-- Begin --

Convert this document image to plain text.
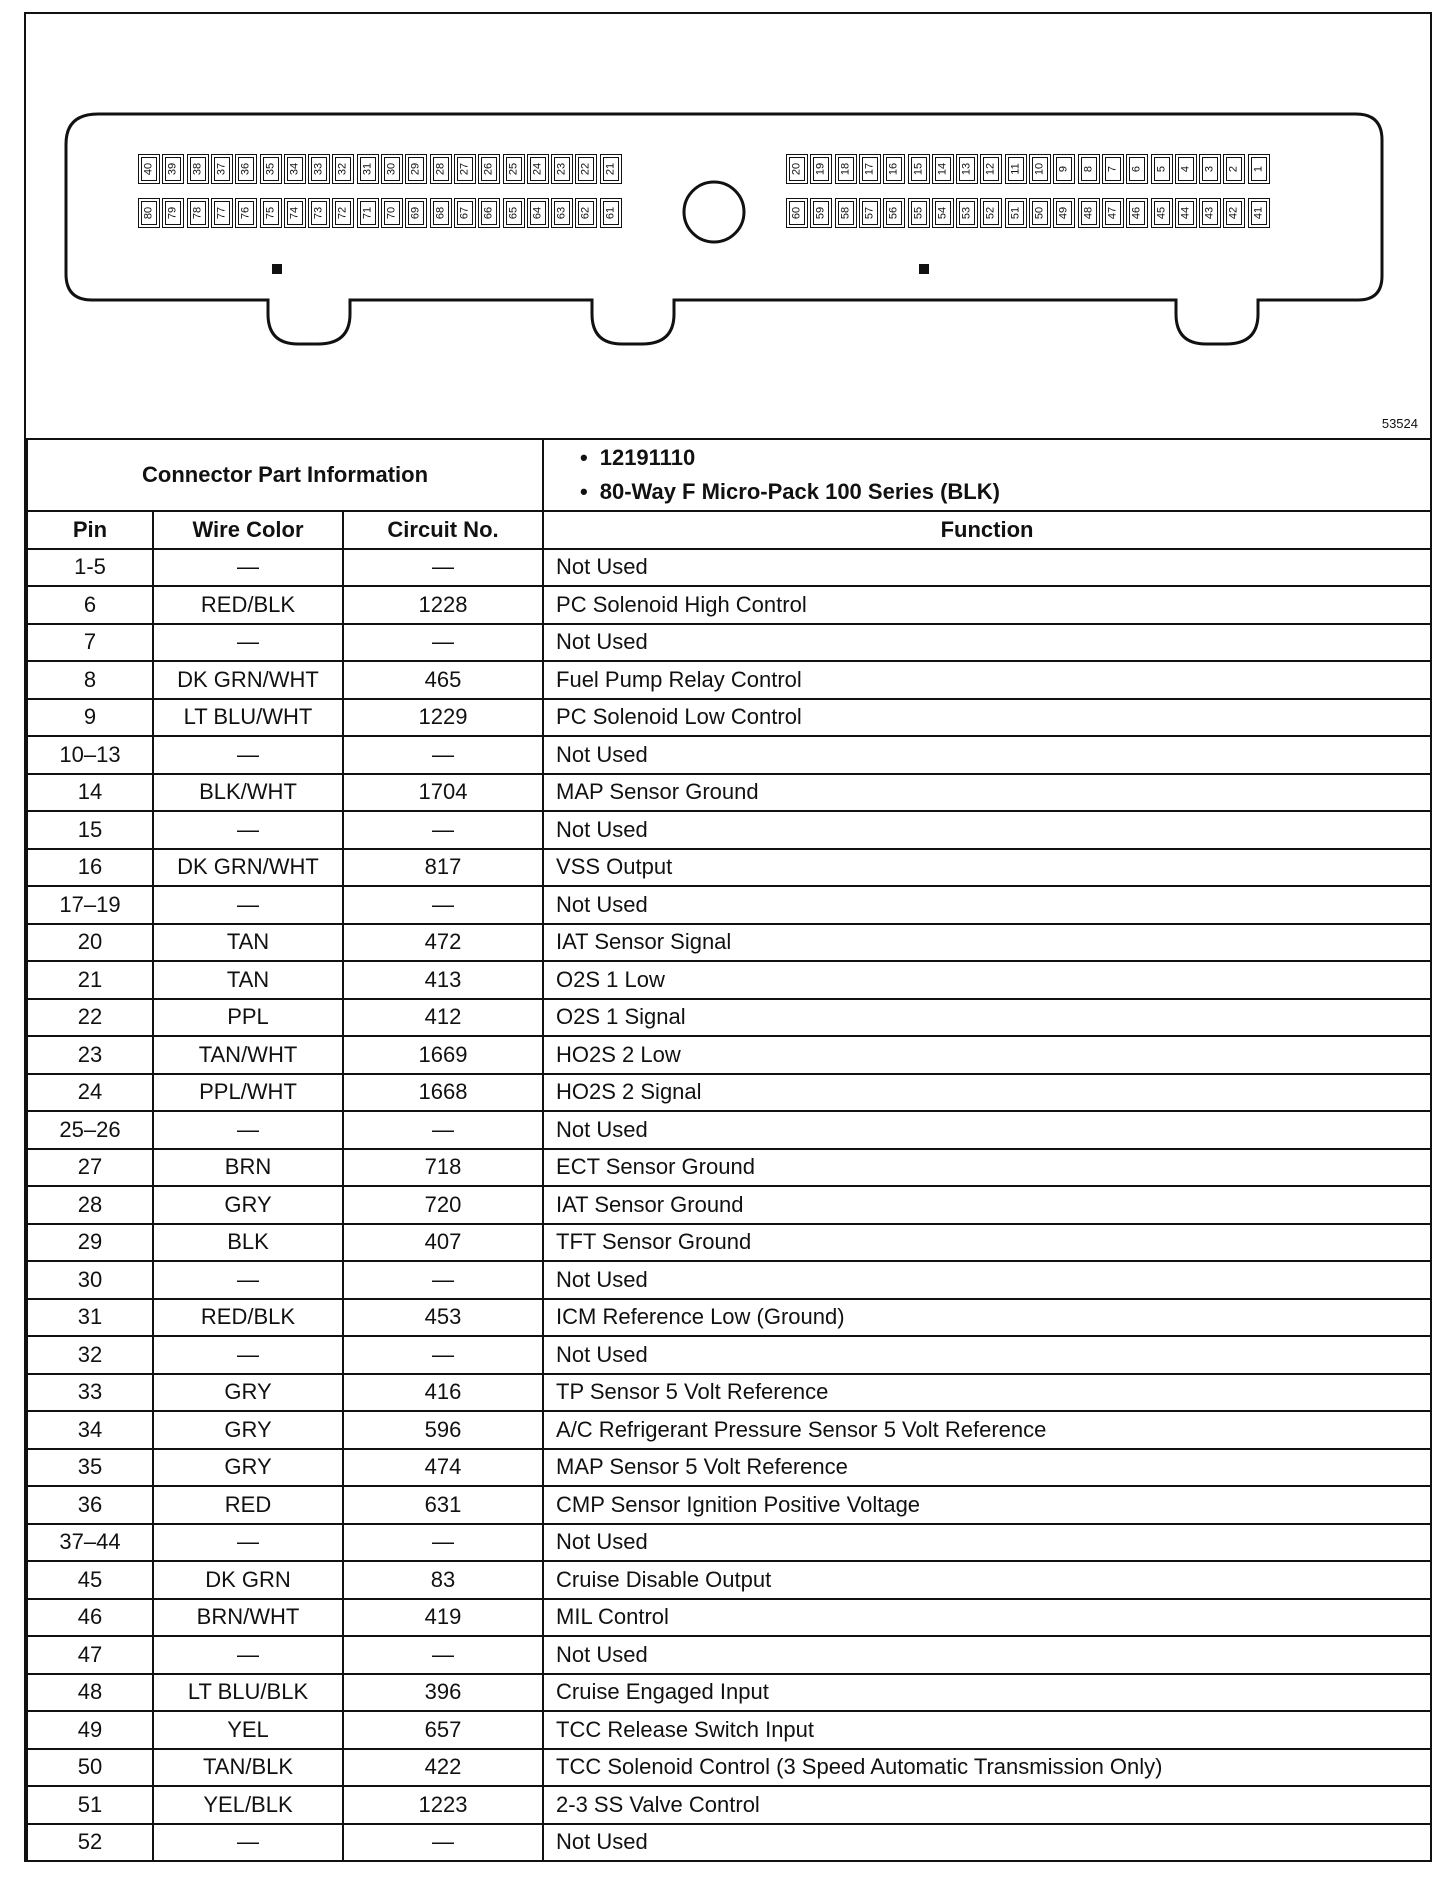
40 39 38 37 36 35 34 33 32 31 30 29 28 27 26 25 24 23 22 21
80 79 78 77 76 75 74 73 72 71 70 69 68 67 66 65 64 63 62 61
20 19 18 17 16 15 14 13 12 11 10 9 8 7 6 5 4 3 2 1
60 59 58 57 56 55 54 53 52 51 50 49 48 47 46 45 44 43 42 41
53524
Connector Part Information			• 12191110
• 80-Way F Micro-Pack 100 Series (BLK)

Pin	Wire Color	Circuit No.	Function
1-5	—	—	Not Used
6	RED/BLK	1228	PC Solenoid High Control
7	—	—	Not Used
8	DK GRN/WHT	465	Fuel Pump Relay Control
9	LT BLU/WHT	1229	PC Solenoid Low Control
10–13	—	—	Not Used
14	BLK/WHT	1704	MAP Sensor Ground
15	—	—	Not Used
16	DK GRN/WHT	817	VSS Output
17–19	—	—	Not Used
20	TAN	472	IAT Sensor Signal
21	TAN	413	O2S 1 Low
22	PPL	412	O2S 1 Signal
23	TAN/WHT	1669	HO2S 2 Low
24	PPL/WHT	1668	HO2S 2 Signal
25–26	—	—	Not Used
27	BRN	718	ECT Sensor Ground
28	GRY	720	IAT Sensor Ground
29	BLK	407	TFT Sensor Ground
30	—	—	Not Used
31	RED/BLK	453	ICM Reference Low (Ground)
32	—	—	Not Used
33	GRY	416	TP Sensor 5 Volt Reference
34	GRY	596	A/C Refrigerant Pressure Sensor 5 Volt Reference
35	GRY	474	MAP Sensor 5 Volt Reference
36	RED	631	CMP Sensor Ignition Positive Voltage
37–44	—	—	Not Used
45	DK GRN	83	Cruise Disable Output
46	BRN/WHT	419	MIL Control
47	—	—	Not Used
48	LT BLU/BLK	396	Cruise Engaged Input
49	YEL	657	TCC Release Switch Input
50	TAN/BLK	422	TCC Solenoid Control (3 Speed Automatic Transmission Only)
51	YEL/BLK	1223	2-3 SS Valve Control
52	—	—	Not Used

-- End --
-- Begin --

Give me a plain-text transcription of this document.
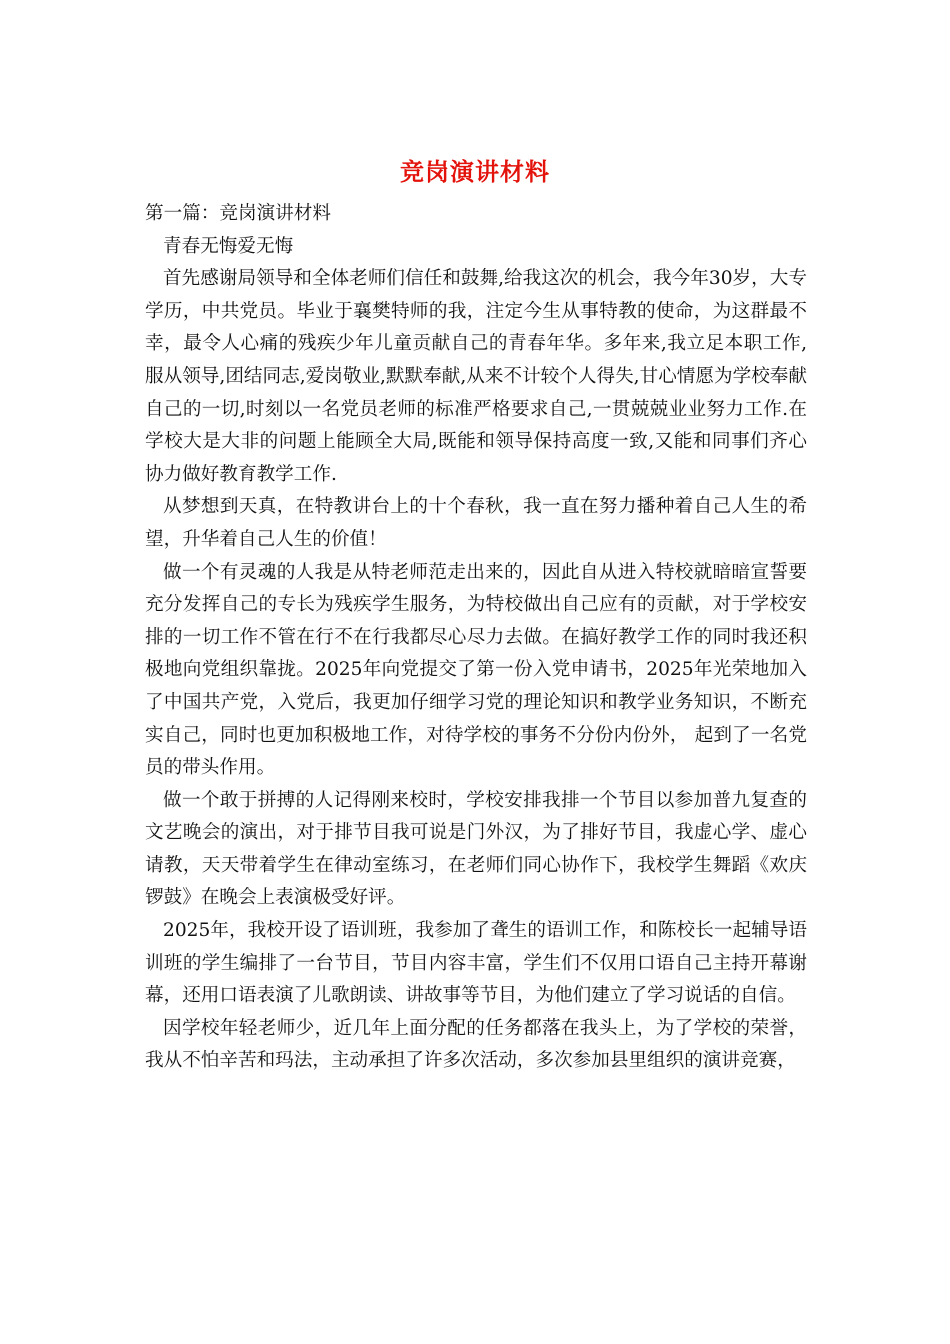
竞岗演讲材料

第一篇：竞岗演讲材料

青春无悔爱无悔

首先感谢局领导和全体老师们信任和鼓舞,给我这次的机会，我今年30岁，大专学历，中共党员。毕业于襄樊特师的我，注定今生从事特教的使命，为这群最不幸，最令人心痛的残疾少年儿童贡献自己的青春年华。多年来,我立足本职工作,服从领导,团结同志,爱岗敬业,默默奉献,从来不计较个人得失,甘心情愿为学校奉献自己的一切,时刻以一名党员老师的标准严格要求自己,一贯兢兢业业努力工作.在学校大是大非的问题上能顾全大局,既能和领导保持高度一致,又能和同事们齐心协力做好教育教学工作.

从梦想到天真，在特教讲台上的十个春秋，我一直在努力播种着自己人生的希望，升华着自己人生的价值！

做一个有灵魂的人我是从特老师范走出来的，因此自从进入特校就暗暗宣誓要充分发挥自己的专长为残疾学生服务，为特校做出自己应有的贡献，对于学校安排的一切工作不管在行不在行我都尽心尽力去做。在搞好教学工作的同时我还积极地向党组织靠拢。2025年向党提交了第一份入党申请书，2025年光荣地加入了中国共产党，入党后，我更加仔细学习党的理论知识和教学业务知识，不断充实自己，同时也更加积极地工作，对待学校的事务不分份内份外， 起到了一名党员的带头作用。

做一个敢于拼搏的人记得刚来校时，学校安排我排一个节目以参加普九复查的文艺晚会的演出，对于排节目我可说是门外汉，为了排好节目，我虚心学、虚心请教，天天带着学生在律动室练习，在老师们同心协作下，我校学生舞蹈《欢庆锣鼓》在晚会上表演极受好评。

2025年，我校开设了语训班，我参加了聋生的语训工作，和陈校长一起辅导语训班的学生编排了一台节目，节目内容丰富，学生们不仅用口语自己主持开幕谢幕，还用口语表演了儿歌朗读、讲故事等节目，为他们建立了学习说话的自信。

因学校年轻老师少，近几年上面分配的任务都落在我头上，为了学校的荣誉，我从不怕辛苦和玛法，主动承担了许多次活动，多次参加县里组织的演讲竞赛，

-- End --

**GIVEN INSTRUCTION:**
All lines in the data that contain the word "Control" should be copied.

**RESULT FOR THIS EXERCISE:**
6	RED/BLK	1228	PC Solenoid High Control
8	DK GRN/WHT	465	Fuel Pump Relay Control
9	LT BLU/WHT	1229	PC Solenoid Low Control
46	BRN/WHT	419	MIL Control
50	TAN/BLK	422	TCC Solenoid Control (3 Speed Automatic Transmission Only)
51	YEL/BLK	1223	2-3 SS Valve Control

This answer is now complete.